## Description of the task
Pull every line with the word "Apifox" out of the entries below.

-- start --

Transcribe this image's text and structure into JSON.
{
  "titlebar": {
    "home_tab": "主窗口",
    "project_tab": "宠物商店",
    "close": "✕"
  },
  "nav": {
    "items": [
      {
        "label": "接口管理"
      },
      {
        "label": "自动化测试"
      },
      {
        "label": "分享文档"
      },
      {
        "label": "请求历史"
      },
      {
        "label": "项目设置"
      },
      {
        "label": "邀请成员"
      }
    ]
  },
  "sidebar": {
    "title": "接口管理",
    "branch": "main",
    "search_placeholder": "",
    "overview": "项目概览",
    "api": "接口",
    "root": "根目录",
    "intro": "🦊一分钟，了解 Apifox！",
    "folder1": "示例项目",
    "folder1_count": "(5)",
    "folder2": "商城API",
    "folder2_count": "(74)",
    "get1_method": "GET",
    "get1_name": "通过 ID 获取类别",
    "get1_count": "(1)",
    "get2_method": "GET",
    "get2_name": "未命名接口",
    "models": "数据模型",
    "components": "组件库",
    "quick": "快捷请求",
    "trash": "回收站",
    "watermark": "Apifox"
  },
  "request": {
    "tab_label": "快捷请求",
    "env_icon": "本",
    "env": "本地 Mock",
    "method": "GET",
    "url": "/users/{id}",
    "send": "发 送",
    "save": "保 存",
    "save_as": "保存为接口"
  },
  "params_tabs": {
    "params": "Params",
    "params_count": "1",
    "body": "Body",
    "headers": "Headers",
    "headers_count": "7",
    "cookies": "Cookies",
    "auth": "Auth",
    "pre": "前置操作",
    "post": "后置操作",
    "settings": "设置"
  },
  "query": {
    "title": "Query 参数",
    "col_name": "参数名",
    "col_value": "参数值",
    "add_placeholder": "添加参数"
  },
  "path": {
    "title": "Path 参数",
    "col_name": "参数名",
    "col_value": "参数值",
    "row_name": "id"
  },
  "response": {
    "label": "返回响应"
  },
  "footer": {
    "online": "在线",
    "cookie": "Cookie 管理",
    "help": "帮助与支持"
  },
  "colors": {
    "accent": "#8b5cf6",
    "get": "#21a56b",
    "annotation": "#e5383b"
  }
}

-- end --

## Task output
    "intro": "🦊一分钟，了解 Apifox！",
    "watermark": "Apifox"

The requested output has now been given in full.